[Extracted data entries]

┌────────

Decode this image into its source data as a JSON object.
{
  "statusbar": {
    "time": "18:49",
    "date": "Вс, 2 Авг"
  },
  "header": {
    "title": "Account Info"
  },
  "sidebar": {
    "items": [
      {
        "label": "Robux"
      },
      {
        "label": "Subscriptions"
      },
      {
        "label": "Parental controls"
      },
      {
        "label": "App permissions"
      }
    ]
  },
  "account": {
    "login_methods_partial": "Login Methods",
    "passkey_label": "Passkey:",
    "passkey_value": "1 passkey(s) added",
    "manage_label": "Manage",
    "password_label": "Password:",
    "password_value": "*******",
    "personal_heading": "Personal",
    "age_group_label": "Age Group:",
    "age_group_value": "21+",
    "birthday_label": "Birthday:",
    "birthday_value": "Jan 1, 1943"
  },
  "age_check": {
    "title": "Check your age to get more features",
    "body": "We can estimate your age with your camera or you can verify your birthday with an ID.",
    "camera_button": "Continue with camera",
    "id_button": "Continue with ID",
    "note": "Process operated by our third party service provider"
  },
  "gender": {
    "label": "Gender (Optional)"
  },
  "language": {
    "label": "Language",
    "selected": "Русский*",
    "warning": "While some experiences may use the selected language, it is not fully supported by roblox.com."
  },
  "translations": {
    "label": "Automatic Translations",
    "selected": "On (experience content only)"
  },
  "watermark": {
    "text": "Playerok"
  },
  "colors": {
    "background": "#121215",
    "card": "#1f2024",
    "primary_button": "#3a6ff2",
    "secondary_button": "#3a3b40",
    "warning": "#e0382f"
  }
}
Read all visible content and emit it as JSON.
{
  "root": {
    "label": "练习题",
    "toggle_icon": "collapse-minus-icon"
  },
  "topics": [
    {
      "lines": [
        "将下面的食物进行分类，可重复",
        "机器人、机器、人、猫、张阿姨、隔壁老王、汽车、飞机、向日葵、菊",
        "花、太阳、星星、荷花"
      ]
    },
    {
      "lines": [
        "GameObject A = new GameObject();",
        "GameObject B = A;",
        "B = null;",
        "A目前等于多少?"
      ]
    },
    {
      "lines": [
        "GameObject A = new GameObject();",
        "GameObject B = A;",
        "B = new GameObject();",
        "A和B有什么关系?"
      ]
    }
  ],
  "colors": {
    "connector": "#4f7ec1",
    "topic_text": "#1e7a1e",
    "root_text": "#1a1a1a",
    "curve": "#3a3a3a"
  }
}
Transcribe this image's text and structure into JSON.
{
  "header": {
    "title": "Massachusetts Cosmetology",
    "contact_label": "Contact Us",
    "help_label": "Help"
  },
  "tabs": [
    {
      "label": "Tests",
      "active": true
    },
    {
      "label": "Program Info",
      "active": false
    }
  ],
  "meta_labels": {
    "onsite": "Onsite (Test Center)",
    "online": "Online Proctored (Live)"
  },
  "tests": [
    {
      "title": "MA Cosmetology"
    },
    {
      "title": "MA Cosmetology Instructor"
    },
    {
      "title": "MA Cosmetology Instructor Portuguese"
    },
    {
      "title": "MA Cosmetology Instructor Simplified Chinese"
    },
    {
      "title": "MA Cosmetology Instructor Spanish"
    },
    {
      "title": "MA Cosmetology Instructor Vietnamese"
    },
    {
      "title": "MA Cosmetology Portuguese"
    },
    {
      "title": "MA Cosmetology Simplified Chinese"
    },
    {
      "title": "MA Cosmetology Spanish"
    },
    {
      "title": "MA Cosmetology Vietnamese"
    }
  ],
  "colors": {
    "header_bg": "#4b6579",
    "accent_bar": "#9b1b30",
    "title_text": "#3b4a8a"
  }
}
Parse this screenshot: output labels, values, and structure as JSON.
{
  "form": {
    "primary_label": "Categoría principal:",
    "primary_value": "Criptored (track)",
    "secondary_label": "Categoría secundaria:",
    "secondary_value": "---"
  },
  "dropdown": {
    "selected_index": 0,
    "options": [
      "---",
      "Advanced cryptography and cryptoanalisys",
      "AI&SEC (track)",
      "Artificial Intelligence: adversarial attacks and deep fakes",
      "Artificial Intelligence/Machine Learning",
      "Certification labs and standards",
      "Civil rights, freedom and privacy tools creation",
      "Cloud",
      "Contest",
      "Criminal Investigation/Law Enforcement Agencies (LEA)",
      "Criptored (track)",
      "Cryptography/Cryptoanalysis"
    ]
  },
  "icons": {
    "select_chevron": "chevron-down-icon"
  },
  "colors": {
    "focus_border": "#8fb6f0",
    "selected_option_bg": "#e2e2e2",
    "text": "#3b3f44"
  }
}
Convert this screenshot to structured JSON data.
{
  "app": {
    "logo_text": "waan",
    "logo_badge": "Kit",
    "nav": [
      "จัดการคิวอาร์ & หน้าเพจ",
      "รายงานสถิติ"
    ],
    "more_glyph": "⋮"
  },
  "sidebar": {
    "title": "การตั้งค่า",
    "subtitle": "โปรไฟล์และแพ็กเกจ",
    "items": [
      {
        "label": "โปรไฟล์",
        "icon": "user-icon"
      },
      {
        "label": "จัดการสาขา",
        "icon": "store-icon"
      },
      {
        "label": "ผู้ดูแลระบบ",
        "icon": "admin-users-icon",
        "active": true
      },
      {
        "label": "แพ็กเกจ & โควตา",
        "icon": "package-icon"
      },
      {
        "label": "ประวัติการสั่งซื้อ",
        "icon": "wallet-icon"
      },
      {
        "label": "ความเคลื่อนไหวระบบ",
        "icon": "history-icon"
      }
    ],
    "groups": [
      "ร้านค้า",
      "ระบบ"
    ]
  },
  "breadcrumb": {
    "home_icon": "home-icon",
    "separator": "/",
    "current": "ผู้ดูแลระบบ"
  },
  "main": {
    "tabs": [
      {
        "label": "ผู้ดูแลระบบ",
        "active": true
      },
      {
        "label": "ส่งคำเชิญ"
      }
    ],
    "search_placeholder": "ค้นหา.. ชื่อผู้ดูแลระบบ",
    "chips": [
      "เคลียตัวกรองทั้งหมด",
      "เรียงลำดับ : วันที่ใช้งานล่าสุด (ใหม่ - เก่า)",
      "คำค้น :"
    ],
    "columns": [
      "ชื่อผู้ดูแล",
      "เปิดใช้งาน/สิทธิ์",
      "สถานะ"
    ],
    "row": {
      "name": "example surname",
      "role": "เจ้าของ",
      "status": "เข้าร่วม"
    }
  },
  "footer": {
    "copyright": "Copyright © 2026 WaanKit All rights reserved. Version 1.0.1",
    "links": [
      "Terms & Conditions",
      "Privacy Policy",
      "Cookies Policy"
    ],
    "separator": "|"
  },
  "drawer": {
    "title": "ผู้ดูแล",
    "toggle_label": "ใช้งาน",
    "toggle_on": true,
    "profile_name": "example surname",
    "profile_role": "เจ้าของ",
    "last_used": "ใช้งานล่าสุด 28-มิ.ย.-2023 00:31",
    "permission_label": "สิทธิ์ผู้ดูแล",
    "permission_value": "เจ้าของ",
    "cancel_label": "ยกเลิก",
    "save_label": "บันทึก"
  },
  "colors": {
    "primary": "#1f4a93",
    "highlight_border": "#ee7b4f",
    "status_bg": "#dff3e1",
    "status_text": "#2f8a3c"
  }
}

└────────

# WHAT IS BEING ASKED
Copy each line above that contains the word "with".

# ANSWER TO THIS EXERCISE
    "body": "We can estimate your age with your camera or you can verify your birthday with an ID.",
    "camera_button": "Continue with camera",
    "id_button": "Continue with ID",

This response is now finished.